::: GIVEN DATA
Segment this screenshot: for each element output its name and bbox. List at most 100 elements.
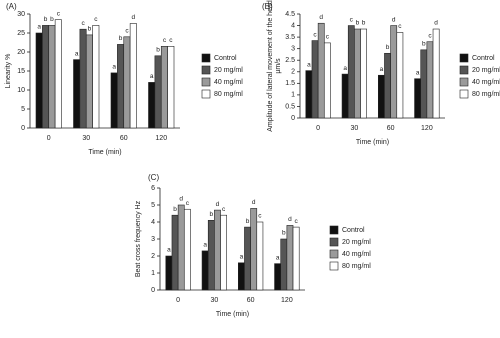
bar	[354, 28, 361, 119]
x-tick-label: 30	[82, 135, 90, 142]
bar	[42, 25, 50, 129]
bar	[177, 204, 185, 291]
significance-letter: a	[343, 65, 347, 72]
bar	[347, 25, 355, 119]
significance-letter: b	[209, 211, 213, 218]
y-tick-label: 0	[291, 115, 295, 122]
bar	[35, 32, 43, 129]
legend-label: 80 mg/ml	[472, 91, 500, 98]
y-tick-label: 3	[151, 236, 155, 243]
significance-letter: c	[169, 37, 173, 44]
legend-swatch	[201, 77, 211, 87]
x-tick-label: 60	[247, 297, 255, 304]
significance-letter: a	[276, 254, 280, 261]
significance-letter: d	[319, 14, 323, 21]
x-axis-label: Time (min)	[88, 149, 121, 156]
bar	[117, 44, 125, 129]
legend-label: 80 mg/ml	[342, 263, 371, 270]
significance-letter: a	[380, 66, 384, 73]
legend-swatch	[459, 65, 469, 75]
significance-letter: a	[416, 69, 420, 76]
significance-letter: c	[398, 23, 402, 30]
bar	[256, 221, 264, 291]
bar	[311, 40, 319, 119]
legend-swatch	[459, 77, 469, 87]
bar	[214, 209, 221, 291]
bar	[201, 250, 209, 291]
significance-letter: d	[288, 216, 292, 223]
bar	[220, 214, 228, 291]
y-tick-label: 0	[151, 287, 155, 294]
bar	[85, 34, 93, 129]
significance-letter: c	[81, 20, 85, 27]
x-tick-label: 60	[120, 135, 128, 142]
significance-letter: b	[386, 44, 390, 51]
significance-letter: c	[222, 206, 226, 213]
y-tick-label: 20	[17, 49, 25, 56]
significance-letter: a	[167, 247, 171, 254]
legend-label: 20 mg/ml	[472, 67, 500, 74]
bar	[207, 220, 215, 291]
significance-letter: c	[57, 10, 61, 17]
y-tick-label: 1.5	[285, 80, 295, 87]
legend-label: 40 mg/ml	[472, 79, 500, 86]
significance-letter: c	[163, 37, 167, 44]
bar	[48, 25, 56, 129]
y-tick-label: 25	[17, 30, 25, 37]
bar	[280, 238, 288, 291]
y-tick-label: 4	[291, 22, 295, 29]
y-tick-label: 4	[151, 219, 155, 226]
significance-letter: a	[203, 242, 207, 249]
significance-letter: c	[294, 218, 298, 225]
y-axis-label: Amplitude of lateral movement of the hea…	[267, 0, 274, 132]
bar	[286, 225, 294, 291]
bar	[426, 41, 434, 119]
x-tick-label: 60	[387, 125, 395, 132]
bar	[244, 226, 251, 291]
legend-label: Control	[472, 55, 495, 62]
y-axis-label: Linearity %	[5, 54, 12, 89]
legend-label: Control	[214, 55, 237, 62]
y-tick-label: 6	[151, 185, 155, 192]
legend-label: 20 mg/ml	[342, 239, 371, 246]
significance-letter: b	[356, 20, 360, 27]
significance-letter: b	[88, 26, 92, 33]
bar	[160, 45, 168, 129]
bar	[110, 72, 118, 129]
legend-swatch	[459, 89, 469, 99]
significance-letter: b	[156, 47, 160, 54]
x-tick-label: 120	[155, 135, 167, 142]
bar	[341, 73, 349, 119]
significance-letter: a	[240, 254, 244, 261]
legend-swatch	[201, 89, 211, 99]
y-tick-label: 2.5	[285, 57, 295, 64]
bar	[305, 70, 313, 119]
legend-swatch	[329, 225, 339, 235]
y-axis-label: Beat cross frequency Hz	[135, 200, 142, 277]
legend-swatch	[201, 65, 211, 75]
bar	[317, 22, 325, 119]
significance-letter: c	[313, 31, 317, 38]
significance-letter: b	[422, 41, 426, 48]
legend-swatch	[329, 261, 339, 271]
significance-letter: b	[362, 20, 366, 27]
significance-letter: b	[173, 206, 177, 213]
bar	[167, 45, 175, 129]
bar	[92, 25, 100, 129]
bar	[183, 208, 191, 291]
bar	[123, 36, 131, 129]
bar	[390, 25, 398, 119]
bar	[292, 226, 300, 291]
significance-letter: c	[350, 16, 354, 23]
x-tick-label: 30	[210, 297, 218, 304]
bar	[250, 208, 258, 291]
significance-letter: d	[132, 14, 136, 21]
bar	[377, 74, 385, 119]
x-axis-label: Time (min)	[356, 139, 389, 146]
bar	[54, 19, 62, 129]
significance-letter: b	[246, 218, 250, 225]
x-tick-label: 30	[350, 125, 358, 132]
panel-label: (B)	[262, 2, 273, 11]
significance-letter: c	[428, 32, 432, 39]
::::::
Can you repeat the entries above unchanged, from the line containing "28, 361, 119]" through the line containing "236, 155, 243]", including both of those lines?

bar	[354, 28, 361, 119]
x-tick-label: 30	[82, 135, 90, 142]
bar	[42, 25, 50, 129]
bar	[177, 204, 185, 291]
significance-letter: a	[343, 65, 347, 72]
bar	[347, 25, 355, 119]
significance-letter: b	[209, 211, 213, 218]
y-tick-label: 0	[291, 115, 295, 122]
bar	[35, 32, 43, 129]
legend-label: 80 mg/ml	[472, 91, 500, 98]
y-tick-label: 3	[151, 236, 155, 243]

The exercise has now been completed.